= To do =
In the data below, find every line with the string "рекомендуется" and pull it out.

(Stored records)

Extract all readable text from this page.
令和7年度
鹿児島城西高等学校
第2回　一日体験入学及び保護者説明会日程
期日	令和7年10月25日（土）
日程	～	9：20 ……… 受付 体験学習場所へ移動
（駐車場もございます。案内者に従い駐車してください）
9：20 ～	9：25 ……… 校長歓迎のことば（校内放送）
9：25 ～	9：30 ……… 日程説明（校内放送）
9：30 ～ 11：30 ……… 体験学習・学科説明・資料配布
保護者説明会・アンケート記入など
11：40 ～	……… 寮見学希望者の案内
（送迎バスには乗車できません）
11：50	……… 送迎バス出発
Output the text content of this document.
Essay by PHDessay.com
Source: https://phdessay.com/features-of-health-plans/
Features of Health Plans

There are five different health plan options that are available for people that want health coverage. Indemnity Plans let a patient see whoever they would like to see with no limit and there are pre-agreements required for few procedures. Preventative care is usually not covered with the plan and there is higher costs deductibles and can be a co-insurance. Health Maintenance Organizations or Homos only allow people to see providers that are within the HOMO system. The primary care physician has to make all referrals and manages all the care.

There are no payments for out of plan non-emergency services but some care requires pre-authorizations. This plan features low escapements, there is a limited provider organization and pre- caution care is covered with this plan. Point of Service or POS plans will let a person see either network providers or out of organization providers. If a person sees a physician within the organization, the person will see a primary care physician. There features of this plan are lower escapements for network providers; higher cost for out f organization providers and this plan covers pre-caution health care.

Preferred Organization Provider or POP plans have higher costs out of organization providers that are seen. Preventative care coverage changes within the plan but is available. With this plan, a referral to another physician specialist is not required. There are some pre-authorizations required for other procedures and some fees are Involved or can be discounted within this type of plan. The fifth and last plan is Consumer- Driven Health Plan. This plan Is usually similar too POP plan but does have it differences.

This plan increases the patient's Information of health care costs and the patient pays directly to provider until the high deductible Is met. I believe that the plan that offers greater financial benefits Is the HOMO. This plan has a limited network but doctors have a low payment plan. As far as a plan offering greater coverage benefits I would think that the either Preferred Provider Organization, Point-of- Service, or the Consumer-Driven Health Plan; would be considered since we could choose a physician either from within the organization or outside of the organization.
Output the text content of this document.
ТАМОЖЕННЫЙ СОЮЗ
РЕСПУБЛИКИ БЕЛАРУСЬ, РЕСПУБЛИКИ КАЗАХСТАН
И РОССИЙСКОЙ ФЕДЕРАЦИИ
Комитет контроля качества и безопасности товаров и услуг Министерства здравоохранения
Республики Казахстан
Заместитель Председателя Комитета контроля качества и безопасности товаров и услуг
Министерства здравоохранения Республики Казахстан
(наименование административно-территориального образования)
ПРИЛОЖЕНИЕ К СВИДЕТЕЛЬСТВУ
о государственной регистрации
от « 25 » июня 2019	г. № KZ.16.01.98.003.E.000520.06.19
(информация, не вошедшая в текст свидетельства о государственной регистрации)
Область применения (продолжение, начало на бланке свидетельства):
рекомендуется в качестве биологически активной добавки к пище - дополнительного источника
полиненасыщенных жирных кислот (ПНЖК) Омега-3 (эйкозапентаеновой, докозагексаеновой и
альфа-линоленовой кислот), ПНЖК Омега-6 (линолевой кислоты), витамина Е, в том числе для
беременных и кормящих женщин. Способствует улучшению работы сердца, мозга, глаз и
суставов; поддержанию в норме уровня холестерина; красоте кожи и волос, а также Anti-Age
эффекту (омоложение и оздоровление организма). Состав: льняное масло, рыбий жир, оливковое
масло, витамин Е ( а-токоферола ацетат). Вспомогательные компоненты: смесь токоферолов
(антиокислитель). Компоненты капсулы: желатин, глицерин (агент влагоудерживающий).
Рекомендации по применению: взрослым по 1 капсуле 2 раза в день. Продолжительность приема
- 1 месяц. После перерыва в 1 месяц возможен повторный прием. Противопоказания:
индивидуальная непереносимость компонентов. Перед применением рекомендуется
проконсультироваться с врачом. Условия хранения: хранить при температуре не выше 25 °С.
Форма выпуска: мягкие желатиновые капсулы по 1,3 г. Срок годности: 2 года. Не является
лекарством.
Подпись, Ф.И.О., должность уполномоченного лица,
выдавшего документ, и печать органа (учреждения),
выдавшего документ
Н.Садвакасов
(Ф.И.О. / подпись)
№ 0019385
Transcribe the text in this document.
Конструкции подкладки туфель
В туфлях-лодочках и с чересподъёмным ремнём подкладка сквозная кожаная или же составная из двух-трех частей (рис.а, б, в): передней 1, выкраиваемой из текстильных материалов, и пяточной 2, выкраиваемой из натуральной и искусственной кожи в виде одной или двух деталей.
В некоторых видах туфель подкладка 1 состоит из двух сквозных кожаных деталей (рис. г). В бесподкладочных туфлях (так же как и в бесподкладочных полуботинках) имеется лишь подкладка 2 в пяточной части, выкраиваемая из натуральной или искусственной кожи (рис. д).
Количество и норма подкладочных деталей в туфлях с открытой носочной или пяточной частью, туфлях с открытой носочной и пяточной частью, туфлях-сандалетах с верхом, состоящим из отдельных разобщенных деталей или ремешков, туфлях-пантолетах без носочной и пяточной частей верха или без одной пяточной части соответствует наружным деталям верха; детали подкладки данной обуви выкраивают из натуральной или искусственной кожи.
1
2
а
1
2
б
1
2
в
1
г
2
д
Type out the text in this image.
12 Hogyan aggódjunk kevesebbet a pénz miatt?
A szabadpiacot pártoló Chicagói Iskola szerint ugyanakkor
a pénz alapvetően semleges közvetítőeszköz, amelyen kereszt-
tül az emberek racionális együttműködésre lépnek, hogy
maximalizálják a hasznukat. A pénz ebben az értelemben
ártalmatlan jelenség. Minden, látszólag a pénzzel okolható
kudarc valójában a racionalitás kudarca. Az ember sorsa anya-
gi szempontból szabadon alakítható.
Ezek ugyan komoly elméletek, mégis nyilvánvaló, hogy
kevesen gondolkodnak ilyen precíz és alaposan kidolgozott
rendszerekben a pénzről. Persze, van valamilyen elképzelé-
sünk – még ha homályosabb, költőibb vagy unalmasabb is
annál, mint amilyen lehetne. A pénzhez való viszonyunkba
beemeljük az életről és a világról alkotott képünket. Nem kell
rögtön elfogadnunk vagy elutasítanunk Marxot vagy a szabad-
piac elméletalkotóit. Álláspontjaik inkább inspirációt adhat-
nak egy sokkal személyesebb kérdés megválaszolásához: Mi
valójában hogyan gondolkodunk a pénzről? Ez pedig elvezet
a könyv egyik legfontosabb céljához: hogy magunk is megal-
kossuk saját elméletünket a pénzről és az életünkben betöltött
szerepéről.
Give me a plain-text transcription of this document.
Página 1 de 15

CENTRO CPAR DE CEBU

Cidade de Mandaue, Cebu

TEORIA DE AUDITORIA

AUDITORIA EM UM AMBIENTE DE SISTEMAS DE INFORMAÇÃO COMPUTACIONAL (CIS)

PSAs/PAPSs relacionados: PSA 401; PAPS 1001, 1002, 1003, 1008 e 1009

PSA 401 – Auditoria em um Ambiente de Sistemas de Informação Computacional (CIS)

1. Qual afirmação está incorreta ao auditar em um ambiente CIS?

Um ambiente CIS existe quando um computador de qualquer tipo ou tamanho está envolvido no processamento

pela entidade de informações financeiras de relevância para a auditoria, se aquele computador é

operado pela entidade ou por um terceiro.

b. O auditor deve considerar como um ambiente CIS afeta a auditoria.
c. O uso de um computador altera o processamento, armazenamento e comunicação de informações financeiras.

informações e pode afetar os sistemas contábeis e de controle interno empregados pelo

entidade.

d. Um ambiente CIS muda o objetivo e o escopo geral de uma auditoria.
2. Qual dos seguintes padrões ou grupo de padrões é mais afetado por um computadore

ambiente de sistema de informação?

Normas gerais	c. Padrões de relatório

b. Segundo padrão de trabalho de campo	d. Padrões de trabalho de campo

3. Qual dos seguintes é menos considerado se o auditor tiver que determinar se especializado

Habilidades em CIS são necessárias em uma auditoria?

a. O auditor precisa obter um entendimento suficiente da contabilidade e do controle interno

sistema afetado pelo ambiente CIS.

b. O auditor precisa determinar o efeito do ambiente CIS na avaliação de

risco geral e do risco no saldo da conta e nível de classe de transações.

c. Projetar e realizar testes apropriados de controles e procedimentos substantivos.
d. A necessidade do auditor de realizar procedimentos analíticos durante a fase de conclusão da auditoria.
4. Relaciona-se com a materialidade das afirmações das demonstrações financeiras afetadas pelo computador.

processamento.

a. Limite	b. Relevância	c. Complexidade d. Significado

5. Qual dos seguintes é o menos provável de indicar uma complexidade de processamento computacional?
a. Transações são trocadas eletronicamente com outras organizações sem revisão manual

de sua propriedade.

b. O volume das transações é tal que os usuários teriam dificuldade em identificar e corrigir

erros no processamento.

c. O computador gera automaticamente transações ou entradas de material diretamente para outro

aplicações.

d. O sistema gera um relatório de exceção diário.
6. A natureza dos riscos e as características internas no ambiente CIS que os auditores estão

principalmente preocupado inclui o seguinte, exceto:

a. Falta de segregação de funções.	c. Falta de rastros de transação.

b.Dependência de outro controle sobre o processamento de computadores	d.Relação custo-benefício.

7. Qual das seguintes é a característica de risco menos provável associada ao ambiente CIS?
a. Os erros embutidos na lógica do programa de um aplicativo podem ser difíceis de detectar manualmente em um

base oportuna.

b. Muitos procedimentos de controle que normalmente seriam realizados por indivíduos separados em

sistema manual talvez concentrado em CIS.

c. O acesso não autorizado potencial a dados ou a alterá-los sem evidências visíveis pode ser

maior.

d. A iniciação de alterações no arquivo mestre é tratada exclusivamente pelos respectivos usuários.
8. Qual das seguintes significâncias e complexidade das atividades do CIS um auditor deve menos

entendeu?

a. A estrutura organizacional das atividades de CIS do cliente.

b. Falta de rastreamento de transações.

= Task response =
рекомендуется в качестве биологически активной добавки к пище - дополнительного источника
индивидуальная непереносимость компонентов. Перед применением рекомендуется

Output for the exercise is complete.